● SELECTED EXTRACT:
---+---

AB 979 law has a much too narrow definition of “underrepresented communities,” leaving out many identities who deserve to be included.
AB 979 was signed into law by Governor Gavin Newsom last year. This law requires that by the end of 2021, California-based publicly held corporations diversify their boards of directors.
AB 979 defines “Director from an underrepresented community” as an individual who self-identifies as Black, African American, Latinx, Asian, Pacific Islander, Native American, Native Hawaiian, or Alaska Native, or who self-identifies as gay, lesbian, bisexual, or transgender.
The passage of AB 979 last fall wasn’t the first time California stepped into the area of regulating board diversity. SB 826 similarly forced certain California corporations to diversify the gender of their boards. Slowly but surely, boards have been adding women to beat the deadline of the end of 2021 and avoid being fined. Because this is America, of course, people are trying to get this law thrown out through the legal system. There are still two active court cases trying to eliminate the requirements from SB 826. Similar litigation is expected against AB 979.
While AB 979 is an excellent start to expanding SB 826, it has significant shortcomings:
- SB 826 and AB 979 only apply to about 650 of the largest companies headquartered and incorporated in California. Smaller companies can still get away with all White, male, hetero-normal boards. Since boards steer corporate strategy and direction, bad board influences may sway company operation and values. You don’t get a diverse company without diverse employees *and* diverse board members.
- AB 979 only applies to people who identify as non-White and some very specific LGBTQ identities. There is way more potential board diversity available than those two categories (three if you include gender from SB 826). Missing from AB 979 are:
- Other sexual orientation minorities such as two-spirited, asexual, pansexual, etc.
- Military status
- Caregiver status — wouldn’t it be great if hospitals were required to have at least one board member who was caregiving for someone with an incurable long-term issue like Alzheimer’s, ALS, cancer, or multiple sclerosis?

---+---

● QUESTIONS ON THE MATERIAL:
(A) Reproduce the AB 979 article word for word, from "- Military status" up to and including "or multiple sclerosis?".
(B) Continue the AB 979 article from the point where it ends.

---+---

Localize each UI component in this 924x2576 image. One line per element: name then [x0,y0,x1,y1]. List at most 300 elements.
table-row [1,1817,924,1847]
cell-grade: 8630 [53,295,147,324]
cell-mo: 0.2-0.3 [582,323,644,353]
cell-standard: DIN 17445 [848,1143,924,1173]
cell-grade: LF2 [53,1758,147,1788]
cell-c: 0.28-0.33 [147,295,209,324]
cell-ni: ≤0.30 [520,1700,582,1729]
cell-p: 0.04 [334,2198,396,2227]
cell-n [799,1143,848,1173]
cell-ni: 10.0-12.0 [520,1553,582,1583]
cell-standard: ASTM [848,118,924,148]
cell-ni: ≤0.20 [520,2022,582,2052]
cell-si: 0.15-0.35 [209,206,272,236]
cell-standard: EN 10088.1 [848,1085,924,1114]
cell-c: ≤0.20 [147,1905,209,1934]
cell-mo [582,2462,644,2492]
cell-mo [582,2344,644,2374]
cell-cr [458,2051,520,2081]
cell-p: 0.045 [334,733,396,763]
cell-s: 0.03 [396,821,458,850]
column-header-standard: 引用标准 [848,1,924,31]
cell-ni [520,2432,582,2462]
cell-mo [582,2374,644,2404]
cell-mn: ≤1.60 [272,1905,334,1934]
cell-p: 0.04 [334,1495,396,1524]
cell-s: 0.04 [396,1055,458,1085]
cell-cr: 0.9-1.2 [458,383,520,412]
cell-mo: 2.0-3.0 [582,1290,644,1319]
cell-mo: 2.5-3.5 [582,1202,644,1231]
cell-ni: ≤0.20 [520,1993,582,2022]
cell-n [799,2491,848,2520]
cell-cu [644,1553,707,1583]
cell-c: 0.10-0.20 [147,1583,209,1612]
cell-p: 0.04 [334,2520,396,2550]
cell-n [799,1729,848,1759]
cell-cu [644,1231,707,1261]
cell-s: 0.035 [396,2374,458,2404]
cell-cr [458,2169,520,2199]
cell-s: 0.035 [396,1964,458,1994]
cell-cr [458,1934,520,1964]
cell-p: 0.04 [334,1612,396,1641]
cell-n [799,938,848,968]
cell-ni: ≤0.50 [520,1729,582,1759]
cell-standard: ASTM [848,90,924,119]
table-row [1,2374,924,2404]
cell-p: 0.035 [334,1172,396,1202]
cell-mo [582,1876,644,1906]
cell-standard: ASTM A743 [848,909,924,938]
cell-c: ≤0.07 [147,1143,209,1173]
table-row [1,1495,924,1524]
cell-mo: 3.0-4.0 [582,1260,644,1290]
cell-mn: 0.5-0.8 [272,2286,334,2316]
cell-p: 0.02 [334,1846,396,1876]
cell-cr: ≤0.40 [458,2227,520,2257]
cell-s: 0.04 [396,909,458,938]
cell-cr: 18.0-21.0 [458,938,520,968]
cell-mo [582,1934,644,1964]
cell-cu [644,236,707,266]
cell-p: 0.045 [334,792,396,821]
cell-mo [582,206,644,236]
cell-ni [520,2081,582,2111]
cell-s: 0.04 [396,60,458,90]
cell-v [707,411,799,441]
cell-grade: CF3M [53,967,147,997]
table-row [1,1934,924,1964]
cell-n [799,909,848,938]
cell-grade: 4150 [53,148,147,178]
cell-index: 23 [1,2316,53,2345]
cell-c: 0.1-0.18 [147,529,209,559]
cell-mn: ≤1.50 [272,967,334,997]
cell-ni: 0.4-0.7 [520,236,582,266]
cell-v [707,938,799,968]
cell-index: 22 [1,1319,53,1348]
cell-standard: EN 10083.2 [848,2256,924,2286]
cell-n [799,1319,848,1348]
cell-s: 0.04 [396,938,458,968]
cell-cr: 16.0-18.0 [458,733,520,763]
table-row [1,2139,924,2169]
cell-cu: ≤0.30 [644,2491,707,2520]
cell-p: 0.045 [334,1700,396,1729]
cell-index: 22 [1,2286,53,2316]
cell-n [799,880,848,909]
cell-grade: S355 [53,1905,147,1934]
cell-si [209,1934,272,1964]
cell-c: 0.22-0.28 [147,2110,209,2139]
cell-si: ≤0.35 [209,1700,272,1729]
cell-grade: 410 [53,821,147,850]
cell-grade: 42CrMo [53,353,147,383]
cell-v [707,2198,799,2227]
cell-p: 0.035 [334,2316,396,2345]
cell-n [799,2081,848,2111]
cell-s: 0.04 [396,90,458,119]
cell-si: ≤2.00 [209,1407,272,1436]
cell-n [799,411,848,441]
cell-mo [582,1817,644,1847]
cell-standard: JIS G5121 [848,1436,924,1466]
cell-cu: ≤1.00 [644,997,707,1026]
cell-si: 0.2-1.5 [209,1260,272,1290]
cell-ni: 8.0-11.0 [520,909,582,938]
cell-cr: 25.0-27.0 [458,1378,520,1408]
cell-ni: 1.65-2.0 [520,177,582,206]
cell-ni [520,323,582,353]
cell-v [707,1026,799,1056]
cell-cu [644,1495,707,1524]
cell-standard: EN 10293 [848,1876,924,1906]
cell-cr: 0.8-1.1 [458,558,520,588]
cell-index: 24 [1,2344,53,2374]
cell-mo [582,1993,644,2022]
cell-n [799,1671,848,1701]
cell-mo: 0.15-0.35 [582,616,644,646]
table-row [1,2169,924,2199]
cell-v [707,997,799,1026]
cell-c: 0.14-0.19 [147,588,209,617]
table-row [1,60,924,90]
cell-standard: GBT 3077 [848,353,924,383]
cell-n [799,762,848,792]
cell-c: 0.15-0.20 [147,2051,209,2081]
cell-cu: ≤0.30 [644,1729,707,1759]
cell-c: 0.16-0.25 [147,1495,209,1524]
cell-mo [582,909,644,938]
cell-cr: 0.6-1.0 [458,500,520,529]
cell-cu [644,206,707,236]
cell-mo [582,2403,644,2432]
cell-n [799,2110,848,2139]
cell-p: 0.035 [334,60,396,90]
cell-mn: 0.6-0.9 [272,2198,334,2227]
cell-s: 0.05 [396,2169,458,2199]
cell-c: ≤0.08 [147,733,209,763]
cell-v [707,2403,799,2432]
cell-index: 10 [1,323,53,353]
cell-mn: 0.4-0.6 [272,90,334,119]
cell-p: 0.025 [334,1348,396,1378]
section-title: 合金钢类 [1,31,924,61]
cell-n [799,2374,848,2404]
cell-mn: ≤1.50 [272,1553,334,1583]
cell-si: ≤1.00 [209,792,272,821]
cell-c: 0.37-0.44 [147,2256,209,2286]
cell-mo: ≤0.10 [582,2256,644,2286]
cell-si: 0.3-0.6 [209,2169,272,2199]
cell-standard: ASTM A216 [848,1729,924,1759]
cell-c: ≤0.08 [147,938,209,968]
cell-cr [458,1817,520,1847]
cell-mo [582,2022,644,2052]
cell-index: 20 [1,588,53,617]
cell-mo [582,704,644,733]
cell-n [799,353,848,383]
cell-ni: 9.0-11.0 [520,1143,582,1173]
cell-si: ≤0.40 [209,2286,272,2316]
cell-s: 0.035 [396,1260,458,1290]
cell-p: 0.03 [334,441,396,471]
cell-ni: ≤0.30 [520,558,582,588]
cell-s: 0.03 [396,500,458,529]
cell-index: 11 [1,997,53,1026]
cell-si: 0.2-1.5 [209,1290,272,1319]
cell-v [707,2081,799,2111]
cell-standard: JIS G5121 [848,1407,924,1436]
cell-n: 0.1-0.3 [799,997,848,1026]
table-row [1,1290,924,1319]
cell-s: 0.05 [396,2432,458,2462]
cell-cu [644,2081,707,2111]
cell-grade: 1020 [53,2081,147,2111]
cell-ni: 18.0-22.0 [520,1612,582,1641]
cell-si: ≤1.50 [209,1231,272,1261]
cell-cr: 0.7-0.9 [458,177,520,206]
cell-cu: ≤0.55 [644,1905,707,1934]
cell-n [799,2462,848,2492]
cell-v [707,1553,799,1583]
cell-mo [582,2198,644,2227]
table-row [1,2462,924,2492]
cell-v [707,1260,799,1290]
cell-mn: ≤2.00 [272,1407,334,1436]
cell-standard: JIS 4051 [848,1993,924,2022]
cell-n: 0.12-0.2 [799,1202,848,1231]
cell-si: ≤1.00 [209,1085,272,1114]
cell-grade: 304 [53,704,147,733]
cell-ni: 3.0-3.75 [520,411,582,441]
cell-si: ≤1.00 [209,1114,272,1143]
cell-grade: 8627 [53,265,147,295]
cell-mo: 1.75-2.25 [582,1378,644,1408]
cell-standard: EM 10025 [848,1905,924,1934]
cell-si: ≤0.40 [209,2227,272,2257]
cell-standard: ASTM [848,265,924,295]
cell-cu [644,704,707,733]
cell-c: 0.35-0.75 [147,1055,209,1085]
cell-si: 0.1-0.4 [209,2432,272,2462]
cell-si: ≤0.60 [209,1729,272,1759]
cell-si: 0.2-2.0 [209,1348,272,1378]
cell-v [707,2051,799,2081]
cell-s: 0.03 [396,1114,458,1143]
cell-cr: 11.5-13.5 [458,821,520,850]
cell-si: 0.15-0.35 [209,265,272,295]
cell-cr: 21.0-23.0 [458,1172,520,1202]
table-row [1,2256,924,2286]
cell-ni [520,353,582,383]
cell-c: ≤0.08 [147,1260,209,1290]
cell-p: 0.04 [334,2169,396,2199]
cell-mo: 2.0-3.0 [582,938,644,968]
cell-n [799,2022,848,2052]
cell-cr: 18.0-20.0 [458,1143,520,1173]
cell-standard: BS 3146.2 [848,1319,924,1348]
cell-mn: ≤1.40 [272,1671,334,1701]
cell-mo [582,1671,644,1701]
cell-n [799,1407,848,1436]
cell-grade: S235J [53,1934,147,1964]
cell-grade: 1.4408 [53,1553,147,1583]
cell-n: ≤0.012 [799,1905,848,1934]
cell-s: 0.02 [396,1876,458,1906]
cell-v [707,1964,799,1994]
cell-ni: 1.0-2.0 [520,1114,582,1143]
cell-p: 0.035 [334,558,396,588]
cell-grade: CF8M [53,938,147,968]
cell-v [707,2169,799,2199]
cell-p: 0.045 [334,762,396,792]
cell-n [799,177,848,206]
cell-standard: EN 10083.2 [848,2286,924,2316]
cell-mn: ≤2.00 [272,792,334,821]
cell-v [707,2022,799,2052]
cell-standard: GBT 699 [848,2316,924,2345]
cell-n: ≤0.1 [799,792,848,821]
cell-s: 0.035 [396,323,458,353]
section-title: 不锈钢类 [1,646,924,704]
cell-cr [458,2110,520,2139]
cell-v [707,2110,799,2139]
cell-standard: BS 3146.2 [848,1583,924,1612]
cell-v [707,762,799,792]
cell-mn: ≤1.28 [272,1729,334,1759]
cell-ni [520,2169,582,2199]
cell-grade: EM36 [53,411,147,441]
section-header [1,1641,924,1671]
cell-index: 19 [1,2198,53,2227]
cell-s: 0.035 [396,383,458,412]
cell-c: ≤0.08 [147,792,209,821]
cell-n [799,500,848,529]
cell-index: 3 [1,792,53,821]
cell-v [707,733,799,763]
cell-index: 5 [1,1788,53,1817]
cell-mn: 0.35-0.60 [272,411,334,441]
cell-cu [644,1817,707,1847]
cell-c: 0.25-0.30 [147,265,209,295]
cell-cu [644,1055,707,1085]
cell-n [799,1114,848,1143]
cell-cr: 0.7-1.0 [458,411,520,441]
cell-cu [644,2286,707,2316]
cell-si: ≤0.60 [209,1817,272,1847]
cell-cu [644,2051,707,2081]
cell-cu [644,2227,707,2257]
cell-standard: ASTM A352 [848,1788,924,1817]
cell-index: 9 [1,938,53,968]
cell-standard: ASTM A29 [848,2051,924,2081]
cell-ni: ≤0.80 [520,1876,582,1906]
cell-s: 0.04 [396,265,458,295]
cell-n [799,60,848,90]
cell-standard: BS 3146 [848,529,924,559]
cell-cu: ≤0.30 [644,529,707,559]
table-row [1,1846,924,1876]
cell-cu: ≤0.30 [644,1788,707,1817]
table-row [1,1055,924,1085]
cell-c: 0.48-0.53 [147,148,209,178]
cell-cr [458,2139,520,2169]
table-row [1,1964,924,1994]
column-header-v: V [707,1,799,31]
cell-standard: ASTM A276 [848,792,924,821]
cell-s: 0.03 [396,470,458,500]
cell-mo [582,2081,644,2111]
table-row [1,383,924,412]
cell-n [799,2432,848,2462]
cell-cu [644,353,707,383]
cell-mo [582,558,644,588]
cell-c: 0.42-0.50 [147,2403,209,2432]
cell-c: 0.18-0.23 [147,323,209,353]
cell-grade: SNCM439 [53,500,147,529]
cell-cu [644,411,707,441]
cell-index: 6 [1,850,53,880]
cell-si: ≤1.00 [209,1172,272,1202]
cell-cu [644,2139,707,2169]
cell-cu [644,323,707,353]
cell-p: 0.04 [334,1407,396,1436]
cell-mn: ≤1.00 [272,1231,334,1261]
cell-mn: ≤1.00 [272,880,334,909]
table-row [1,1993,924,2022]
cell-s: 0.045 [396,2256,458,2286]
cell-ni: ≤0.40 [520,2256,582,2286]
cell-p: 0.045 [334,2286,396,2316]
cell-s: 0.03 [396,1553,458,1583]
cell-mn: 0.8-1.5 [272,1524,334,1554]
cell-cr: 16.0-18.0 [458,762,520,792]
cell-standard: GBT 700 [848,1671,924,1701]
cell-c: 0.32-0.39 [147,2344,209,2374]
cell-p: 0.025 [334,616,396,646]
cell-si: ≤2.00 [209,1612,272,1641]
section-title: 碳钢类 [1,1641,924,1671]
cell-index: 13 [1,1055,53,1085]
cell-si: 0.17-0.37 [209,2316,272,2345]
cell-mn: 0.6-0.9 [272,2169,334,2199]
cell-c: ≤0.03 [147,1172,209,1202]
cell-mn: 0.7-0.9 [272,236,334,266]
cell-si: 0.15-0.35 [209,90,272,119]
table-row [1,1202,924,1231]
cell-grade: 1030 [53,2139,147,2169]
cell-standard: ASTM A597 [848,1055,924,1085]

---+---

● EXERCISE RESULTS:
(A)
- Military status
- Caregiver status — wouldn’t it be great if hospitals were required to have at least one board member who was caregiving for someone with an incurable long-term issue like Alzheimer’s, ALS, cancer, or multiple sclerosis?

(B)
- Socioeconomic status — though one can argue that to have the experience that qualifies you for a board position, you are unlikely to belong to the lower socioeconomic categories.
Disability is the largest minority group. However, it doesn’t “feel” that way because there are five different disability categories, each impacting different life activities. Government-sponsored articles abound with discussions of how people with disabilities contribute to diversity, and businesses can enhance their competitive edge by integrating them into their workforce and as customers. So why not mandate that they be on corporate boards?
AB 979 is example number one of what we, as a society, absolutely MUST stop doing.
By failing to take an intersectional approach to diversity, the State of California has said, “You folx on this list? You’re good. We got your back. Folx not on the list, sorry, you are out of luck.”
Furthermore, for people with multiple identities, say, a Hispanic military veteran with a service acquired disability, the State seems to be saying: “Thank you for your service. From the perspective of corporate board directorship, the state is only interested in protecting the Hispanic part of your identity, not your veteran or disability status.”
There is still time to fix this. AB 979 is a phased-in law with various requirements depending on the board’s size that has independent deadlines in 2021 and 2022.
As is true for many cutting edge diversity and environmental protection laws, California must lead the way. No other state governments will go first, but some will follow. By California explicitly carving out protections for people with disabilities in board roles, maybe others would follow suit. It sets a standard that implicitly screams, “why don’t you include people with disabilities?” to others.
The SEC recently include disability as a category that could be disclosed by boards, but didn’t go as far as to require boards include disabled members. The Federal government seems to be waking up from its four-year slumber, including “disability” in equity and underserved community definitions. Hidden in the Biden administration’s day one flurry of executive orders was Section 2 in the Executive Order On Advancing Racial Equity and Support for Underserved Communities Through the Federal Government. There Biden specifically added people with disabilities and LGBTQ status to the federal government definition of underserved communities.